* [Challenge]: Find each line holding "center" and copy it out.

________________________

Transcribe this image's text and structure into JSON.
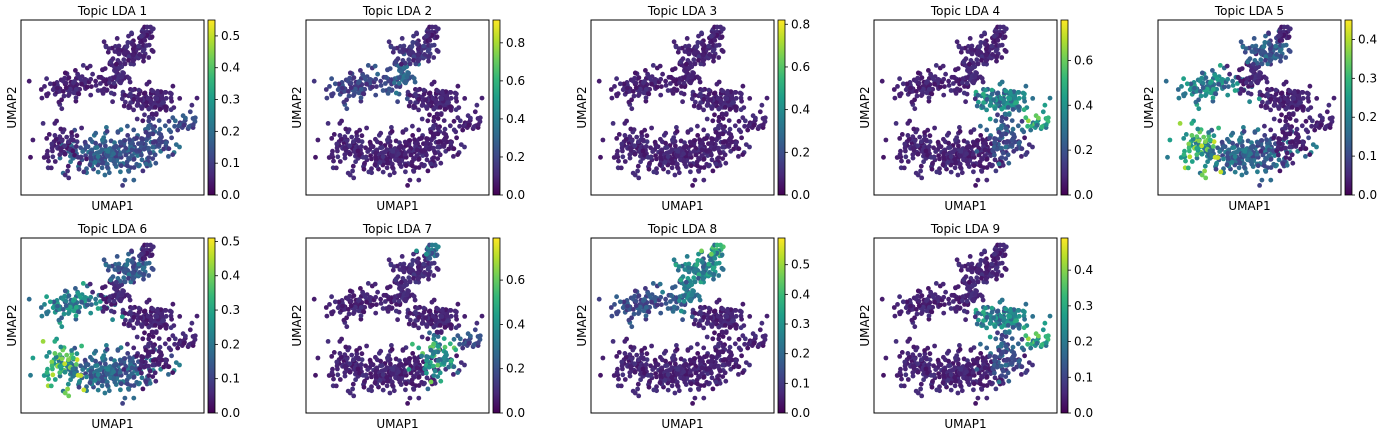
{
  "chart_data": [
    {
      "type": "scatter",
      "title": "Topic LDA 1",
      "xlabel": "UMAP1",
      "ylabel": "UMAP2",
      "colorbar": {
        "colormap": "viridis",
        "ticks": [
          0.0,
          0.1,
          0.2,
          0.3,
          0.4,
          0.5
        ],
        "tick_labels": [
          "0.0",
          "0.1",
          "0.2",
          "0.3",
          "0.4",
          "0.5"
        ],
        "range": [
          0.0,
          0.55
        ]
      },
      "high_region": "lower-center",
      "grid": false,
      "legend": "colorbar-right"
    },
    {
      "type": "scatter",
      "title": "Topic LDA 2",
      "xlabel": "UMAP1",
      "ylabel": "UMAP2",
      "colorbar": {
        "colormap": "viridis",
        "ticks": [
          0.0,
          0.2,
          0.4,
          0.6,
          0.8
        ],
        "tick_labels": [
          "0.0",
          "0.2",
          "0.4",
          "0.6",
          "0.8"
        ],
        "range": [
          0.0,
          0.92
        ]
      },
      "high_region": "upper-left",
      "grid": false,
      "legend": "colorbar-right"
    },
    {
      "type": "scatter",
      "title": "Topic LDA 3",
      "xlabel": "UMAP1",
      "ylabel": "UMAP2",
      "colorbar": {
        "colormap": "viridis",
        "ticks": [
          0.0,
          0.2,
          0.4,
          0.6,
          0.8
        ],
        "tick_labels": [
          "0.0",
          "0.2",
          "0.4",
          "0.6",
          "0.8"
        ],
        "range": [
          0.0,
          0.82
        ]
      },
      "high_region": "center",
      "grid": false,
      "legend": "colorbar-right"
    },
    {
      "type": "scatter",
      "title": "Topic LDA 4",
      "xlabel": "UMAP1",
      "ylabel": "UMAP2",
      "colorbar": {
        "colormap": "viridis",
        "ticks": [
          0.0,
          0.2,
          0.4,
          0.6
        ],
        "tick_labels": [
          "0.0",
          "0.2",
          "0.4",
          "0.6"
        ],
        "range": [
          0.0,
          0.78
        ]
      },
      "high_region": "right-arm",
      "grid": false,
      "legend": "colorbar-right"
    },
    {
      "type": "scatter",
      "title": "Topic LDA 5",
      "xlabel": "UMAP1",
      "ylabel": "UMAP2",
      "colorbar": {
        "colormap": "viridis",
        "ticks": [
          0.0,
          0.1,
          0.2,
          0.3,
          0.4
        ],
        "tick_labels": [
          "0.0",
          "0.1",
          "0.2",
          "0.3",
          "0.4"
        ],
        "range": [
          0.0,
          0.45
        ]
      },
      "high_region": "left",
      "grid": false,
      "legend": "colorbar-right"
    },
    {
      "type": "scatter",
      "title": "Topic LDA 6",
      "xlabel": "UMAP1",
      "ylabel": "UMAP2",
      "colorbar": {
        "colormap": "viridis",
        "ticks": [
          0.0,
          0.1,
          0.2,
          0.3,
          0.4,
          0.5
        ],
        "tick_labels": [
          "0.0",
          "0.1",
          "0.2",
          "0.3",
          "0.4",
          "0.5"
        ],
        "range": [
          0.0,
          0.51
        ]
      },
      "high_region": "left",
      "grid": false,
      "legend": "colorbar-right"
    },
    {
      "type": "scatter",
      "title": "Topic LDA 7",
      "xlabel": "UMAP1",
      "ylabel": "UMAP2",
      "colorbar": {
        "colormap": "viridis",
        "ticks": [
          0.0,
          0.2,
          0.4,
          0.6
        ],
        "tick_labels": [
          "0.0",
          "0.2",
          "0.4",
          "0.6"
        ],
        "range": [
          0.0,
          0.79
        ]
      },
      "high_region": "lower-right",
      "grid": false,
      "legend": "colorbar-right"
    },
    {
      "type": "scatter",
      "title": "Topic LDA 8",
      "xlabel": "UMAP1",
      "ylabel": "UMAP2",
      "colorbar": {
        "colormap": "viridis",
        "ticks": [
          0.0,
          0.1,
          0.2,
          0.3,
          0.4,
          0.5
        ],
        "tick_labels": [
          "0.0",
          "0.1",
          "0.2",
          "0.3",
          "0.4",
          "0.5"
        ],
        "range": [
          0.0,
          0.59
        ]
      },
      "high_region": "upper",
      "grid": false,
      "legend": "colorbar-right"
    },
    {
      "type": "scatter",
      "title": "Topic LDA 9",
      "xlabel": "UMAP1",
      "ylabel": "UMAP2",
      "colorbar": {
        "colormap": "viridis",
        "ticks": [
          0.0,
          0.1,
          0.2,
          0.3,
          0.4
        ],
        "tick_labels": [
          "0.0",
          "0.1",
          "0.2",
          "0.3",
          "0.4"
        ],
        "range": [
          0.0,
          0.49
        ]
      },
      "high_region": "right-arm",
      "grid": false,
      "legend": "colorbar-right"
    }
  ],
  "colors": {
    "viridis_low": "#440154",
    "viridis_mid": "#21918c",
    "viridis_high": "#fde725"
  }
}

________________________

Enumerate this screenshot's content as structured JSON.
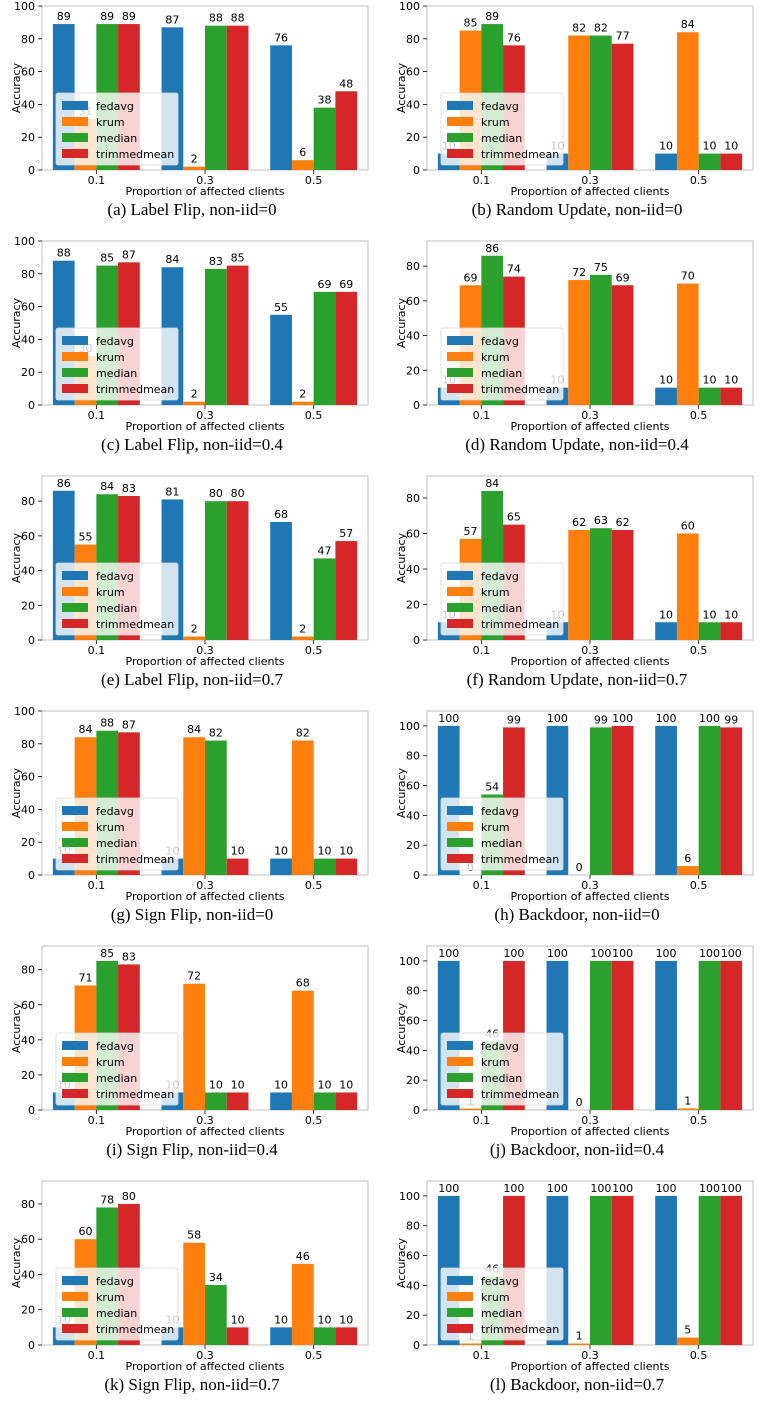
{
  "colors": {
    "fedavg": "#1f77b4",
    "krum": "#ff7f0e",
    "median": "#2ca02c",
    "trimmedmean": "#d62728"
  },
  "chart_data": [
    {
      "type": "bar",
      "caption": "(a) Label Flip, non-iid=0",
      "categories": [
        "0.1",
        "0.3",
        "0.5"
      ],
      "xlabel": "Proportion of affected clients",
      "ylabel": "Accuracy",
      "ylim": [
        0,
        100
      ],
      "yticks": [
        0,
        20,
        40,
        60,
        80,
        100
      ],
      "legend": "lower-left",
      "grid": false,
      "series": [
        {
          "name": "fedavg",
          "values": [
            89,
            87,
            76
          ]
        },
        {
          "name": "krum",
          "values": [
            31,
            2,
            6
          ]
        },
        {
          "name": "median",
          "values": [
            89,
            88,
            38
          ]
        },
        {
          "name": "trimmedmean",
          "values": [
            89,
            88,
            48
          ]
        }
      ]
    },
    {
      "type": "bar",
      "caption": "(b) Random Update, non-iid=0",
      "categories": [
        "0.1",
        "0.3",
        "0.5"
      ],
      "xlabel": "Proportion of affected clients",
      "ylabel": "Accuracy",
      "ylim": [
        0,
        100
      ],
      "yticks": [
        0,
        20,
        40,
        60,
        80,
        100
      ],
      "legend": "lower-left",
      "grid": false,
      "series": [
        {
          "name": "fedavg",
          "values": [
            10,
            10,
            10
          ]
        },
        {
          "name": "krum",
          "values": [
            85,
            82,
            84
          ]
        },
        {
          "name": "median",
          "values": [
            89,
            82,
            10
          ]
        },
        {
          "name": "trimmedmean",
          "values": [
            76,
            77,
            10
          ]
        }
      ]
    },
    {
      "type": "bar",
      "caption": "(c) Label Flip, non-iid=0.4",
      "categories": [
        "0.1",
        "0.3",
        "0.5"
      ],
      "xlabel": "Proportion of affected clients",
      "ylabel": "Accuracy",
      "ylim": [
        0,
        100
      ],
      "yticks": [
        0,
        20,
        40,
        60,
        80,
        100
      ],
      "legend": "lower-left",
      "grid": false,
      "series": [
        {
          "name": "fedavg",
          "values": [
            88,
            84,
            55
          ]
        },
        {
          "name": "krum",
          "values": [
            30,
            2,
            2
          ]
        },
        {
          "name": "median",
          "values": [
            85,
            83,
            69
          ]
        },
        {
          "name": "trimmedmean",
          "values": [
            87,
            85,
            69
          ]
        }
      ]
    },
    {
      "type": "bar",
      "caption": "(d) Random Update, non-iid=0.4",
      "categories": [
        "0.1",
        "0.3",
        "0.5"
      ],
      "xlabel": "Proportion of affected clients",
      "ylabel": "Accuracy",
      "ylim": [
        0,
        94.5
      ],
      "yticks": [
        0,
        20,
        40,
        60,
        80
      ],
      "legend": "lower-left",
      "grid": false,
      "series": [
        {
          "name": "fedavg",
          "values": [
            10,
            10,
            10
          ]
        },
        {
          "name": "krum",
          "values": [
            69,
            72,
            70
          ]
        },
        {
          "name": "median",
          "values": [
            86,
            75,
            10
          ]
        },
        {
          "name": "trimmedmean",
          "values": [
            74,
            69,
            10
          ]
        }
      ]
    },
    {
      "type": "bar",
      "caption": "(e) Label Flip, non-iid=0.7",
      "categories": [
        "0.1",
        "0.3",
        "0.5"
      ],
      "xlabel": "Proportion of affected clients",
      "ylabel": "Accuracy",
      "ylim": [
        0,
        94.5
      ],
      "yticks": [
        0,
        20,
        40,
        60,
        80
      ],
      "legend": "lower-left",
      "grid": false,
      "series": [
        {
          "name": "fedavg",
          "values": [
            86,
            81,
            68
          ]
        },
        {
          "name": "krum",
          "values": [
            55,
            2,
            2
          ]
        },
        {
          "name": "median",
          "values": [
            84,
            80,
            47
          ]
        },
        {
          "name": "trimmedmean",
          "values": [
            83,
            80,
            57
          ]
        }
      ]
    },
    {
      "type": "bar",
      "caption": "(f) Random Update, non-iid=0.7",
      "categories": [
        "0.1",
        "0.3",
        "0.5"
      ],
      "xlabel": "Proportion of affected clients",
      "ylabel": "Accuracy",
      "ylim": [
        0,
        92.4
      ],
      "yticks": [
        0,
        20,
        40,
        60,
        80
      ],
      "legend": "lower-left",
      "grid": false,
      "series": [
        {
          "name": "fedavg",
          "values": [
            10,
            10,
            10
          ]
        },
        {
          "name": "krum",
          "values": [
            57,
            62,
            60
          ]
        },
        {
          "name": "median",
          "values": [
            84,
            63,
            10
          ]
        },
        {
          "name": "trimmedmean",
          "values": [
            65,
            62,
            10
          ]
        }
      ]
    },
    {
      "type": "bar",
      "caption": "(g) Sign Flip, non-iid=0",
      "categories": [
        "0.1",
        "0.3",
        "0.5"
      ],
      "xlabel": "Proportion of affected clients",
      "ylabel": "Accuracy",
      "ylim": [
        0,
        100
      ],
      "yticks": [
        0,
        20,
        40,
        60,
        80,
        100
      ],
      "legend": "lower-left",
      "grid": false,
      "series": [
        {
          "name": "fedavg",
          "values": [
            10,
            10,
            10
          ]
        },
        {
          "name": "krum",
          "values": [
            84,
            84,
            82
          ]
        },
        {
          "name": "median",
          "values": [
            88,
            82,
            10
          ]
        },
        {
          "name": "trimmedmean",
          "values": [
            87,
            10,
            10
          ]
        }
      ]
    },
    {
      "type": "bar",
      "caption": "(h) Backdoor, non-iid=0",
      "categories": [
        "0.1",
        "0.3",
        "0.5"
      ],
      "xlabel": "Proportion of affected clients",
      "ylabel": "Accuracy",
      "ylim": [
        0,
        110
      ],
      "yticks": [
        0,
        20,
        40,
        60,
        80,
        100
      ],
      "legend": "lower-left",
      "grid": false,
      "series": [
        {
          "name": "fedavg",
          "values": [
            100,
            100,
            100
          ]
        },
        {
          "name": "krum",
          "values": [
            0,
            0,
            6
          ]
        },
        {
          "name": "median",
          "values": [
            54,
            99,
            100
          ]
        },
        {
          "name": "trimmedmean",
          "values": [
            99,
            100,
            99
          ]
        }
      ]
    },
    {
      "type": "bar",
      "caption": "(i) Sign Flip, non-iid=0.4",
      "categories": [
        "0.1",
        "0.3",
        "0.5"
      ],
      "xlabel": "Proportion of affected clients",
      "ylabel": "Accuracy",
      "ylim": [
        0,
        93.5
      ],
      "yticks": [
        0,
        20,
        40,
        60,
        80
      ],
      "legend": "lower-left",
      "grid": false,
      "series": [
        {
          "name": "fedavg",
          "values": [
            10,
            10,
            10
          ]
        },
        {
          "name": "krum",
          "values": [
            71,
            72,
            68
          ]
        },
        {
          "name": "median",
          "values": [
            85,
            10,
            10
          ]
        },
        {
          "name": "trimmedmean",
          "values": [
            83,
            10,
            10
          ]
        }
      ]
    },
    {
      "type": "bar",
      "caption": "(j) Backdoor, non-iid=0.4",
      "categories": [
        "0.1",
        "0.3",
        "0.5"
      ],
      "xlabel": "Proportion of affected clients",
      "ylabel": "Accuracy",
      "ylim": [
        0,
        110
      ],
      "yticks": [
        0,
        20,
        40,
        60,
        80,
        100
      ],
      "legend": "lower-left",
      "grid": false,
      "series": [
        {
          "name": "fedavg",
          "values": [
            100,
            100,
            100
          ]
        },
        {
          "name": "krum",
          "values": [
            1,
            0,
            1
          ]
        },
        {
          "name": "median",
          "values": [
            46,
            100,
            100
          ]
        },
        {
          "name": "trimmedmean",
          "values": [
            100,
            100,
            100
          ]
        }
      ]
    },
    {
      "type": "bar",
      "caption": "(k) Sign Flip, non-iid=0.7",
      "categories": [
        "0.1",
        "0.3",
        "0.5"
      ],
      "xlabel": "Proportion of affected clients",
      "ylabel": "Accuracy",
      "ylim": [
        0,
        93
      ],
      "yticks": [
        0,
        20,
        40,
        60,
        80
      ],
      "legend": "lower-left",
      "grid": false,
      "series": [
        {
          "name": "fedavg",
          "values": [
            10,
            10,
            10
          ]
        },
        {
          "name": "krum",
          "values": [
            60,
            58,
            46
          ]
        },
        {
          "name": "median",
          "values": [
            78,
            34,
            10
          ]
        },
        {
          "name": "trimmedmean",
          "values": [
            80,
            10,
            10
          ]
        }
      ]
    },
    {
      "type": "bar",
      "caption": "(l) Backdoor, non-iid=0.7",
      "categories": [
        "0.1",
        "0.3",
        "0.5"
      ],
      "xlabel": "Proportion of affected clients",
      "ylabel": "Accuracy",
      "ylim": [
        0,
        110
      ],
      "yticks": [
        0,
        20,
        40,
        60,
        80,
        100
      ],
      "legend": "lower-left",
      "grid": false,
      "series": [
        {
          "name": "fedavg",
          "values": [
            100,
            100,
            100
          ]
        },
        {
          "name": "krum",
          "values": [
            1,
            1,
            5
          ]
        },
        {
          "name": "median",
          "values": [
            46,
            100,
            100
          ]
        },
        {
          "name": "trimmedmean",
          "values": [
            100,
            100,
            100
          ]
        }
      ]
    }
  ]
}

________________________

* [Written answer]:
      "high_region": "lower-center",
      "high_region": "center",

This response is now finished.